Material to process:
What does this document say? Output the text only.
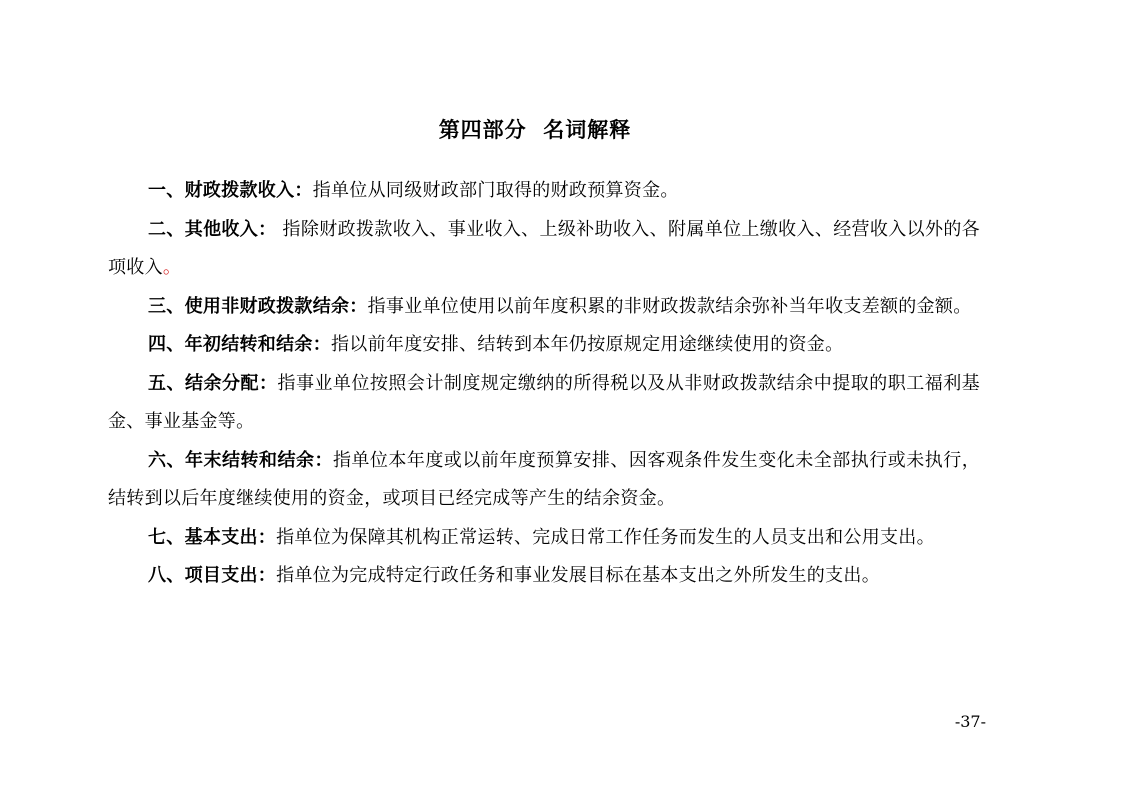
第四部分  名词解释

一、财政拨款收入：指单位从同级财政部门取得的财政预算资金。

二、其他收入： 指除财政拨款收入、事业收入、上级补助收入、附属单位上缴收入、经营收入以外的各项收入。

三、使用非财政拨款结余：指事业单位使用以前年度积累的非财政拨款结余弥补当年收支差额的金额。

四、年初结转和结余：指以前年度安排、结转到本年仍按原规定用途继续使用的资金。

五、结余分配：指事业单位按照会计制度规定缴纳的所得税以及从非财政拨款结余中提取的职工福利基金、事业基金等。

六、年末结转和结余：指单位本年度或以前年度预算安排、因客观条件发生变化未全部执行或未执行，结转到以后年度继续使用的资金，或项目已经完成等产生的结余资金。

七、基本支出：指单位为保障其机构正常运转、完成日常工作任务而发生的人员支出和公用支出。

八、项目支出：指单位为完成特定行政任务和事业发展目标在基本支出之外所发生的支出。

-37-
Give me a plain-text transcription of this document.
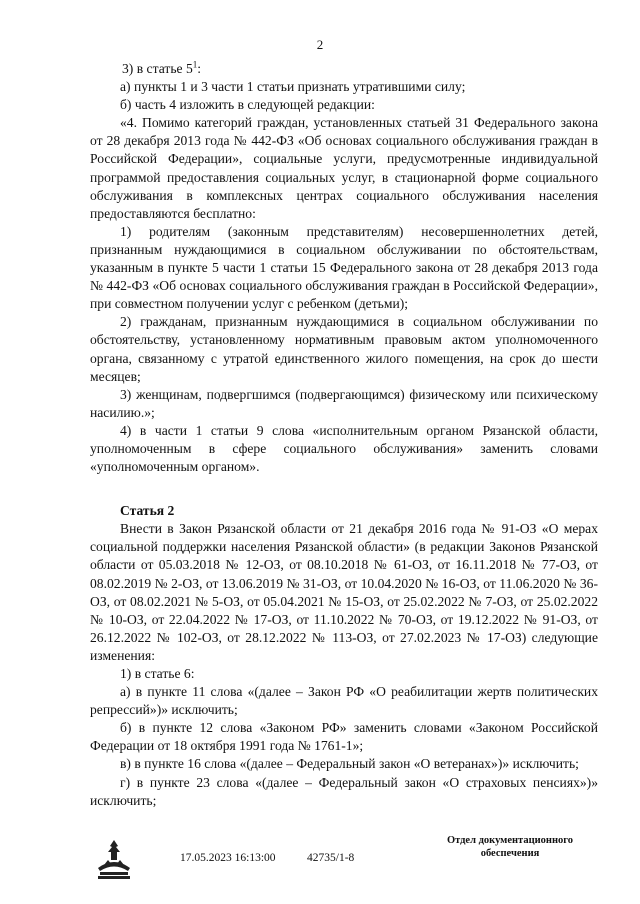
2

3) в статье $5^1$:

а) пункты 1 и 3 части 1 статьи признать утратившими силу;

б) часть 4 изложить в следующей редакции:

«4. Помимо категорий граждан, установленных статьей 31 Федерального закона от 28 декабря 2013 года № 442-ФЗ «Об основах социального обслуживания граждан в Российской Федерации», социальные услуги, предусмотренные индивидуальной программой предоставления социальных услуг, в стационарной форме социального обслуживания в комплексных центрах социального обслуживания населения предоставляются бесплатно:

1) родителям (законным представителям) несовершеннолетних детей, признанным нуждающимися в социальном обслуживании по обстоятельствам, указанным в пункте 5 части 1 статьи 15 Федерального закона от 28 декабря 2013 года № 442-ФЗ «Об основах социального обслуживания граждан в Российской Федерации», при совместном получении услуг с ребенком (детьми);

2) гражданам, признанным нуждающимися в социальном обслуживании по обстоятельству, установленному нормативным правовым актом уполномоченного органа, связанному с утратой единственного жилого помещения, на срок до шести месяцев;

3) женщинам, подвергшимся (подвергающимся) физическому или психическому насилию.»;

4) в части 1 статьи 9 слова «исполнительным органом Рязанской области, уполномоченным в сфере социального обслуживания» заменить словами «уполномоченным органом».

Статья 2

Внести в Закон Рязанской области от 21 декабря 2016 года № 91-ОЗ «О мерах социальной поддержки населения Рязанской области» (в редакции Законов Рязанской области от 05.03.2018 № 12-ОЗ, от 08.10.2018 № 61-ОЗ, от 16.11.2018 № 77-ОЗ, от 08.02.2019 № 2-ОЗ, от 13.06.2019 № 31-ОЗ, от 10.04.2020 № 16-ОЗ, от 11.06.2020 № 36-ОЗ, от 08.02.2021 № 5-ОЗ, от 05.04.2021 № 15-ОЗ, от 25.02.2022 № 7-ОЗ, от 25.02.2022 № 10-ОЗ, от 22.04.2022 № 17-ОЗ, от 11.10.2022 № 70-ОЗ, от 19.12.2022 № 91-ОЗ, от 26.12.2022 № 102-ОЗ, от 28.12.2022 № 113-ОЗ, от 27.02.2023 № 17-ОЗ) следующие изменения:

1) в статье 6:

а) в пункте 11 слова «(далее – Закон РФ «О реабилитации жертв политических репрессий»)» исключить;

б) в пункте 12 слова «Законом РФ» заменить словами «Законом Российской Федерации от 18 октября 1991 года № 1761-1»;

в) в пункте 16 слова «(далее – Федеральный закон «О ветеранах»)» исключить;

г) в пункте 23 слова «(далее – Федеральный закон «О страховых пенсиях»)» исключить;

17.05.2023 16:13:00	42735/1-8
Отдел документационного
обеспечения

Your instructions: Copy the material shown above in full and exactly. Skip the pictures.

Exercise output:
What does this document say? Output the text only.
第四部分  名词解释

一、财政拨款收入：指单位从同级财政部门取得的财政预算资金。

二、其他收入： 指除财政拨款收入、事业收入、上级补助收入、附属单位上缴收入、经营收入以外的各项收入。

三、使用非财政拨款结余：指事业单位使用以前年度积累的非财政拨款结余弥补当年收支差额的金额。

四、年初结转和结余：指以前年度安排、结转到本年仍按原规定用途继续使用的资金。

五、结余分配：指事业单位按照会计制度规定缴纳的所得税以及从非财政拨款结余中提取的职工福利基金、事业基金等。

六、年末结转和结余：指单位本年度或以前年度预算安排、因客观条件发生变化未全部执行或未执行，结转到以后年度继续使用的资金，或项目已经完成等产生的结余资金。

七、基本支出：指单位为保障其机构正常运转、完成日常工作任务而发生的人员支出和公用支出。

八、项目支出：指单位为完成特定行政任务和事业发展目标在基本支出之外所发生的支出。

-37-
Give me a plain-text transcription of this document.
2

3) в статье $5^1$:

а) пункты 1 и 3 части 1 статьи признать утратившими силу;

б) часть 4 изложить в следующей редакции:

«4. Помимо категорий граждан, установленных статьей 31 Федерального закона от 28 декабря 2013 года № 442-ФЗ «Об основах социального обслуживания граждан в Российской Федерации», социальные услуги, предусмотренные индивидуальной программой предоставления социальных услуг, в стационарной форме социального обслуживания в комплексных центрах социального обслуживания населения предоставляются бесплатно:

1) родителям (законным представителям) несовершеннолетних детей, признанным нуждающимися в социальном обслуживании по обстоятельствам, указанным в пункте 5 части 1 статьи 15 Федерального закона от 28 декабря 2013 года № 442-ФЗ «Об основах социального обслуживания граждан в Российской Федерации», при совместном получении услуг с ребенком (детьми);

2) гражданам, признанным нуждающимися в социальном обслуживании по обстоятельству, установленному нормативным правовым актом уполномоченного органа, связанному с утратой единственного жилого помещения, на срок до шести месяцев;

3) женщинам, подвергшимся (подвергающимся) физическому или психическому насилию.»;

4) в части 1 статьи 9 слова «исполнительным органом Рязанской области, уполномоченным в сфере социального обслуживания» заменить словами «уполномоченным органом».

Статья 2

Внести в Закон Рязанской области от 21 декабря 2016 года № 91-ОЗ «О мерах социальной поддержки населения Рязанской области» (в редакции Законов Рязанской области от 05.03.2018 № 12-ОЗ, от 08.10.2018 № 61-ОЗ, от 16.11.2018 № 77-ОЗ, от 08.02.2019 № 2-ОЗ, от 13.06.2019 № 31-ОЗ, от 10.04.2020 № 16-ОЗ, от 11.06.2020 № 36-ОЗ, от 08.02.2021 № 5-ОЗ, от 05.04.2021 № 15-ОЗ, от 25.02.2022 № 7-ОЗ, от 25.02.2022 № 10-ОЗ, от 22.04.2022 № 17-ОЗ, от 11.10.2022 № 70-ОЗ, от 19.12.2022 № 91-ОЗ, от 26.12.2022 № 102-ОЗ, от 28.12.2022 № 113-ОЗ, от 27.02.2023 № 17-ОЗ) следующие изменения:

1) в статье 6:

а) в пункте 11 слова «(далее – Закон РФ «О реабилитации жертв политических репрессий»)» исключить;

б) в пункте 12 слова «Законом РФ» заменить словами «Законом Российской Федерации от 18 октября 1991 года № 1761-1»;

в) в пункте 16 слова «(далее – Федеральный закон «О ветеранах»)» исключить;

г) в пункте 23 слова «(далее – Федеральный закон «О страховых пенсиях»)» исключить;

17.05.2023 16:13:00	42735/1-8
Отдел документационного
обеспечения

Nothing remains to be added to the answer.